# Dataset
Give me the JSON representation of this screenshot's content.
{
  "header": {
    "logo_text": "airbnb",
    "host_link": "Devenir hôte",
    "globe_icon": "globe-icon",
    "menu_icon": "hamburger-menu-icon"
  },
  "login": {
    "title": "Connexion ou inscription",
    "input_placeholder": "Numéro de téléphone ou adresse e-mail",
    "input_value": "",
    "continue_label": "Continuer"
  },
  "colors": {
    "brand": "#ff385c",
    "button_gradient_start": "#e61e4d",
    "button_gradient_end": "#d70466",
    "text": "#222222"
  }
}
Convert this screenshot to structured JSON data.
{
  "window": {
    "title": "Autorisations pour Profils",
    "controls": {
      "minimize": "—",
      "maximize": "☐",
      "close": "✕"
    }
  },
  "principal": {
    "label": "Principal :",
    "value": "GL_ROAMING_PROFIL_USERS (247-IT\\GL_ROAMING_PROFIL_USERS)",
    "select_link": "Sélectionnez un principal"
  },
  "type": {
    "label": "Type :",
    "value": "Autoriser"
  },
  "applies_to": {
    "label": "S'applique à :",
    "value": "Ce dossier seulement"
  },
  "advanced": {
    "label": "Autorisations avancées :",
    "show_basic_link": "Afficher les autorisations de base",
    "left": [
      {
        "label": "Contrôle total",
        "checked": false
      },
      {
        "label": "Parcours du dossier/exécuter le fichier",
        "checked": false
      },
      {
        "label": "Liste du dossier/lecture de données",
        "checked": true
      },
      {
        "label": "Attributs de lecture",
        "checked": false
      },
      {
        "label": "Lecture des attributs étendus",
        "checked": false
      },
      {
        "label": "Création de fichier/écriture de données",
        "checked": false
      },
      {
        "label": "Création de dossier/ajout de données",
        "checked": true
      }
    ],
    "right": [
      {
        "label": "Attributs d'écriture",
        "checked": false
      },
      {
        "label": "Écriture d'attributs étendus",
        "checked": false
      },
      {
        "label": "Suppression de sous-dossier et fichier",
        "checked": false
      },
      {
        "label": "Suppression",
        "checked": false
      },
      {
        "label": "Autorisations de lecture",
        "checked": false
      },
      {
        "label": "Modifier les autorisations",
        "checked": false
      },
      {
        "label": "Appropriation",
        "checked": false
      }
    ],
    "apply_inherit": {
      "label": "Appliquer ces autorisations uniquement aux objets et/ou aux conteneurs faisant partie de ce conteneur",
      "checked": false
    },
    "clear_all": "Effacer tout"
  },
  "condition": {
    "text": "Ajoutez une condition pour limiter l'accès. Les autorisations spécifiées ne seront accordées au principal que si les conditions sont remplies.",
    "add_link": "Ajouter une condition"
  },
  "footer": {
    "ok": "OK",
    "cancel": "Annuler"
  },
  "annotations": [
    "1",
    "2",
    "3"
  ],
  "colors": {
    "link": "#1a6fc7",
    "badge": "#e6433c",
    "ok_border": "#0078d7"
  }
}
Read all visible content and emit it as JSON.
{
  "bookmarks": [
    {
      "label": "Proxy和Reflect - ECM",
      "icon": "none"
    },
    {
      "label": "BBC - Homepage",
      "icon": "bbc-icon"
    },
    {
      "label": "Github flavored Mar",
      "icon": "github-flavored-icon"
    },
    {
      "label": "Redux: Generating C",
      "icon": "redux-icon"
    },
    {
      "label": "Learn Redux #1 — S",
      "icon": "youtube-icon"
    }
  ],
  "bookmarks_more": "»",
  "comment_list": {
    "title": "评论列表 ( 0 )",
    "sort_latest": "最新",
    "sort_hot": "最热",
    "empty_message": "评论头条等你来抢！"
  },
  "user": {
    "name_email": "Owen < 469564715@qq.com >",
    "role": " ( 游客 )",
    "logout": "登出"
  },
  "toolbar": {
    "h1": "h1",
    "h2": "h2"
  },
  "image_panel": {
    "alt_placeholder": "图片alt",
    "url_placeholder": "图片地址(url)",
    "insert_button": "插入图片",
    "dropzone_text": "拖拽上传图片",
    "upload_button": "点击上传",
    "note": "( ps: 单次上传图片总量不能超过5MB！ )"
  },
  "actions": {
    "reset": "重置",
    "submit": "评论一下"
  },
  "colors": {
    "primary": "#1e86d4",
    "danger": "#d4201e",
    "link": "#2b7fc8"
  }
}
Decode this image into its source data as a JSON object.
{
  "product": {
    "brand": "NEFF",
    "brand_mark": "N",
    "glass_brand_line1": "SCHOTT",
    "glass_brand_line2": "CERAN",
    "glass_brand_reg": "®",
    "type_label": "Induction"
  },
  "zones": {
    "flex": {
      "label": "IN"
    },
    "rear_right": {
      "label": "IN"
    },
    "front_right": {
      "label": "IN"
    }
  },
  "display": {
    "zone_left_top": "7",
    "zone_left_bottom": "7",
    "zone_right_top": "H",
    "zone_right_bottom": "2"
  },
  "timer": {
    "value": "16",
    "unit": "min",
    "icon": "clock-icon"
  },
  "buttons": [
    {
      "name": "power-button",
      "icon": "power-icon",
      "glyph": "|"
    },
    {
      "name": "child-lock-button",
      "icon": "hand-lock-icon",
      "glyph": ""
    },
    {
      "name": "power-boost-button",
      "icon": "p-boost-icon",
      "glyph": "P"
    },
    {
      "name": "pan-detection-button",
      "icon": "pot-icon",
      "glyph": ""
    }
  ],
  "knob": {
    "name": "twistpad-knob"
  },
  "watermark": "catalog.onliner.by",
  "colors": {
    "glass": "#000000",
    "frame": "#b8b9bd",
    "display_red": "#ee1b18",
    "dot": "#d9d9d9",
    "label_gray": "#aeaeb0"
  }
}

# Exercise brief
Repeat only the lines running from the line that contains "Decode this image" through the last line above, inclusive.

# Response to this task
Decode this image into its source data as a JSON object.
{
  "product": {
    "brand": "NEFF",
    "brand_mark": "N",
    "glass_brand_line1": "SCHOTT",
    "glass_brand_line2": "CERAN",
    "glass_brand_reg": "®",
    "type_label": "Induction"
  },
  "zones": {
    "flex": {
      "label": "IN"
    },
    "rear_right": {
      "label": "IN"
    },
    "front_right": {
      "label": "IN"
    }
  },
  "display": {
    "zone_left_top": "7",
    "zone_left_bottom": "7",
    "zone_right_top": "H",
    "zone_right_bottom": "2"
  },
  "timer": {
    "value": "16",
    "unit": "min",
    "icon": "clock-icon"
  },
  "buttons": [
    {
      "name": "power-button",
      "icon": "power-icon",
      "glyph": "|"
    },
    {
      "name": "child-lock-button",
      "icon": "hand-lock-icon",
      "glyph": ""
    },
    {
      "name": "power-boost-button",
      "icon": "p-boost-icon",
      "glyph": "P"
    },
    {
      "name": "pan-detection-button",
      "icon": "pot-icon",
      "glyph": ""
    }
  ],
  "knob": {
    "name": "twistpad-knob"
  },
  "watermark": "catalog.onliner.by",
  "colors": {
    "glass": "#000000",
    "frame": "#b8b9bd",
    "display_red": "#ee1b18",
    "dot": "#d9d9d9",
    "label_gray": "#aeaeb0"
  }
}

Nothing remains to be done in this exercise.